Lines of data
◆ ◆ ◆ ◆ ◆ ◆ ◆

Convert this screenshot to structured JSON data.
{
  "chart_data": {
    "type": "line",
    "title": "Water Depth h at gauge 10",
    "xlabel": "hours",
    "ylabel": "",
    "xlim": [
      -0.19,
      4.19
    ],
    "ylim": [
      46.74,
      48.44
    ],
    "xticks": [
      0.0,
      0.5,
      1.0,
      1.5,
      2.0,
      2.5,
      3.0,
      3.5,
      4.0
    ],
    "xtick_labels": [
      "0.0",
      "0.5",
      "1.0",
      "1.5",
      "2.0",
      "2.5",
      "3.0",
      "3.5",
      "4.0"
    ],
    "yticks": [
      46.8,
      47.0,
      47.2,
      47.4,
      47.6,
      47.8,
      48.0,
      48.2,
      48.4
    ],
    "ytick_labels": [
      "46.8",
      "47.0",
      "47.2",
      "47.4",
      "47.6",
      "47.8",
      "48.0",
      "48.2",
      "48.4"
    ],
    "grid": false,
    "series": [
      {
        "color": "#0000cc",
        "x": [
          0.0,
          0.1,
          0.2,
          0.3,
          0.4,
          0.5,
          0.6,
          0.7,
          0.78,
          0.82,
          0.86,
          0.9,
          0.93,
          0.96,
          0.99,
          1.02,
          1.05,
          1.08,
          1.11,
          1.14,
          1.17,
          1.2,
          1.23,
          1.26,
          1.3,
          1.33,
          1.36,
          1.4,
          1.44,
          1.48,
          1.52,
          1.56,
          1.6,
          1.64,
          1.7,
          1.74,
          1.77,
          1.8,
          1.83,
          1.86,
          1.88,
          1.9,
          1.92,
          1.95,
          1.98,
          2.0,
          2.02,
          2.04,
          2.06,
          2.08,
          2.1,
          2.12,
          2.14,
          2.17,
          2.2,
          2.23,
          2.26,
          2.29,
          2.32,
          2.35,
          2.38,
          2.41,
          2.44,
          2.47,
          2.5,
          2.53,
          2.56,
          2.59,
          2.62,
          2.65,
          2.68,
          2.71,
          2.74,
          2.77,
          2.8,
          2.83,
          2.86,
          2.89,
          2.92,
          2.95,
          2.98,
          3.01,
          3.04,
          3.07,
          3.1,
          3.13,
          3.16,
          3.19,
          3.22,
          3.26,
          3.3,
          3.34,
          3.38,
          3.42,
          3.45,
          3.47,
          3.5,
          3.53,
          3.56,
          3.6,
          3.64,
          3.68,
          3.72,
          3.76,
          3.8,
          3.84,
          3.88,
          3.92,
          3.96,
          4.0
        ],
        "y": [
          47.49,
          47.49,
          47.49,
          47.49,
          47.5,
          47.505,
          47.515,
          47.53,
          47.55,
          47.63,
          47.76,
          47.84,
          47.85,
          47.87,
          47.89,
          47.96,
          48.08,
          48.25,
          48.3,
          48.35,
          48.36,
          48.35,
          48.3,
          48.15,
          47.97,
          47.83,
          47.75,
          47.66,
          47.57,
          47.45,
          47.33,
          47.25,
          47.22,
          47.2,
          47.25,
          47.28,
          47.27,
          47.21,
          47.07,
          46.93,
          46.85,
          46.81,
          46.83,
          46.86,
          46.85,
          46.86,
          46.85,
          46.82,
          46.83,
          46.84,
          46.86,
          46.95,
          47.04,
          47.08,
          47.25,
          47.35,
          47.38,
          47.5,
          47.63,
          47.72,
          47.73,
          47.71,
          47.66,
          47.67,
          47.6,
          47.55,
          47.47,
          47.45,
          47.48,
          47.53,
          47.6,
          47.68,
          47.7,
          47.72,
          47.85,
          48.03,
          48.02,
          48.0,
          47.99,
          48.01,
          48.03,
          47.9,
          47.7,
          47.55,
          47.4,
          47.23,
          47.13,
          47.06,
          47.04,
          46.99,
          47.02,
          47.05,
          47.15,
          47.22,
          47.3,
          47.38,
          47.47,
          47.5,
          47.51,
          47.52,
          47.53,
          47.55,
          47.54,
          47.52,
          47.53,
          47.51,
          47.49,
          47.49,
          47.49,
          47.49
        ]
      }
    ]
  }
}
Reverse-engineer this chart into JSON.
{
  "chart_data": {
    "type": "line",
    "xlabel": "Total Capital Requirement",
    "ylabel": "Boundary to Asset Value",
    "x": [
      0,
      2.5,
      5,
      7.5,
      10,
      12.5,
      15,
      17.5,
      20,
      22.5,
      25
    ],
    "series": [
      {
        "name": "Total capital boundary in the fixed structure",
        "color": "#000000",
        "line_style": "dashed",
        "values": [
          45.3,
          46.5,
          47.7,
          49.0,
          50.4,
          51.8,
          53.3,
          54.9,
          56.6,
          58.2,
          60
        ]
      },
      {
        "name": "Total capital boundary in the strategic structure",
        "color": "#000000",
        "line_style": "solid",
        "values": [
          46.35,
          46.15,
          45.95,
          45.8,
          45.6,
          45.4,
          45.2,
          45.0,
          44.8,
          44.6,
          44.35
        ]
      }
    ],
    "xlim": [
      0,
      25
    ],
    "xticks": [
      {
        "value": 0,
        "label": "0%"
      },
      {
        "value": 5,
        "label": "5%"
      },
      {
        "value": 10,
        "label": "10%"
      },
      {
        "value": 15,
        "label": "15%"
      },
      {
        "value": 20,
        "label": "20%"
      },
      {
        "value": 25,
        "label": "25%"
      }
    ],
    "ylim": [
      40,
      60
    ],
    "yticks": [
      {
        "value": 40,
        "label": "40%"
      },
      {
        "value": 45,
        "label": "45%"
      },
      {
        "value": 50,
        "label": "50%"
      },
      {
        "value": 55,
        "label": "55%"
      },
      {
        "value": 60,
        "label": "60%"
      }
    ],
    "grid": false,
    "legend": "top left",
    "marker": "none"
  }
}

◆ ◆ ◆ ◆ ◆ ◆ ◆

Your task is to repeat each line of the material exactly.

Answer to the exercise:
Convert this screenshot to structured JSON data.
{
  "chart_data": {
    "type": "line",
    "title": "Water Depth h at gauge 10",
    "xlabel": "hours",
    "ylabel": "",
    "xlim": [
      -0.19,
      4.19
    ],
    "ylim": [
      46.74,
      48.44
    ],
    "xticks": [
      0.0,
      0.5,
      1.0,
      1.5,
      2.0,
      2.5,
      3.0,
      3.5,
      4.0
    ],
    "xtick_labels": [
      "0.0",
      "0.5",
      "1.0",
      "1.5",
      "2.0",
      "2.5",
      "3.0",
      "3.5",
      "4.0"
    ],
    "yticks": [
      46.8,
      47.0,
      47.2,
      47.4,
      47.6,
      47.8,
      48.0,
      48.2,
      48.4
    ],
    "ytick_labels": [
      "46.8",
      "47.0",
      "47.2",
      "47.4",
      "47.6",
      "47.8",
      "48.0",
      "48.2",
      "48.4"
    ],
    "grid": false,
    "series": [
      {
        "color": "#0000cc",
        "x": [
          0.0,
          0.1,
          0.2,
          0.3,
          0.4,
          0.5,
          0.6,
          0.7,
          0.78,
          0.82,
          0.86,
          0.9,
          0.93,
          0.96,
          0.99,
          1.02,
          1.05,
          1.08,
          1.11,
          1.14,
          1.17,
          1.2,
          1.23,
          1.26,
          1.3,
          1.33,
          1.36,
          1.4,
          1.44,
          1.48,
          1.52,
          1.56,
          1.6,
          1.64,
          1.7,
          1.74,
          1.77,
          1.8,
          1.83,
          1.86,
          1.88,
          1.9,
          1.92,
          1.95,
          1.98,
          2.0,
          2.02,
          2.04,
          2.06,
          2.08,
          2.1,
          2.12,
          2.14,
          2.17,
          2.2,
          2.23,
          2.26,
          2.29,
          2.32,
          2.35,
          2.38,
          2.41,
          2.44,
          2.47,
          2.5,
          2.53,
          2.56,
          2.59,
          2.62,
          2.65,
          2.68,
          2.71,
          2.74,
          2.77,
          2.8,
          2.83,
          2.86,
          2.89,
          2.92,
          2.95,
          2.98,
          3.01,
          3.04,
          3.07,
          3.1,
          3.13,
          3.16,
          3.19,
          3.22,
          3.26,
          3.3,
          3.34,
          3.38,
          3.42,
          3.45,
          3.47,
          3.5,
          3.53,
          3.56,
          3.6,
          3.64,
          3.68,
          3.72,
          3.76,
          3.8,
          3.84,
          3.88,
          3.92,
          3.96,
          4.0
        ],
        "y": [
          47.49,
          47.49,
          47.49,
          47.49,
          47.5,
          47.505,
          47.515,
          47.53,
          47.55,
          47.63,
          47.76,
          47.84,
          47.85,
          47.87,
          47.89,
          47.96,
          48.08,
          48.25,
          48.3,
          48.35,
          48.36,
          48.35,
          48.3,
          48.15,
          47.97,
          47.83,
          47.75,
          47.66,
          47.57,
          47.45,
          47.33,
          47.25,
          47.22,
          47.2,
          47.25,
          47.28,
          47.27,
          47.21,
          47.07,
          46.93,
          46.85,
          46.81,
          46.83,
          46.86,
          46.85,
          46.86,
          46.85,
          46.82,
          46.83,
          46.84,
          46.86,
          46.95,
          47.04,
          47.08,
          47.25,
          47.35,
          47.38,
          47.5,
          47.63,
          47.72,
          47.73,
          47.71,
          47.66,
          47.67,
          47.6,
          47.55,
          47.47,
          47.45,
          47.48,
          47.53,
          47.6,
          47.68,
          47.7,
          47.72,
          47.85,
          48.03,
          48.02,
          48.0,
          47.99,
          48.01,
          48.03,
          47.9,
          47.7,
          47.55,
          47.4,
          47.23,
          47.13,
          47.06,
          47.04,
          46.99,
          47.02,
          47.05,
          47.15,
          47.22,
          47.3,
          47.38,
          47.47,
          47.5,
          47.51,
          47.52,
          47.53,
          47.55,
          47.54,
          47.52,
          47.53,
          47.51,
          47.49,
          47.49,
          47.49,
          47.49
        ]
      }
    ]
  }
}
Reverse-engineer this chart into JSON.
{
  "chart_data": {
    "type": "line",
    "xlabel": "Total Capital Requirement",
    "ylabel": "Boundary to Asset Value",
    "x": [
      0,
      2.5,
      5,
      7.5,
      10,
      12.5,
      15,
      17.5,
      20,
      22.5,
      25
    ],
    "series": [
      {
        "name": "Total capital boundary in the fixed structure",
        "color": "#000000",
        "line_style": "dashed",
        "values": [
          45.3,
          46.5,
          47.7,
          49.0,
          50.4,
          51.8,
          53.3,
          54.9,
          56.6,
          58.2,
          60
        ]
      },
      {
        "name": "Total capital boundary in the strategic structure",
        "color": "#000000",
        "line_style": "solid",
        "values": [
          46.35,
          46.15,
          45.95,
          45.8,
          45.6,
          45.4,
          45.2,
          45.0,
          44.8,
          44.6,
          44.35
        ]
      }
    ],
    "xlim": [
      0,
      25
    ],
    "xticks": [
      {
        "value": 0,
        "label": "0%"
      },
      {
        "value": 5,
        "label": "5%"
      },
      {
        "value": 10,
        "label": "10%"
      },
      {
        "value": 15,
        "label": "15%"
      },
      {
        "value": 20,
        "label": "20%"
      },
      {
        "value": 25,
        "label": "25%"
      }
    ],
    "ylim": [
      40,
      60
    ],
    "yticks": [
      {
        "value": 40,
        "label": "40%"
      },
      {
        "value": 45,
        "label": "45%"
      },
      {
        "value": 50,
        "label": "50%"
      },
      {
        "value": 55,
        "label": "55%"
      },
      {
        "value": 60,
        "label": "60%"
      }
    ],
    "grid": false,
    "legend": "top left",
    "marker": "none"
  }
}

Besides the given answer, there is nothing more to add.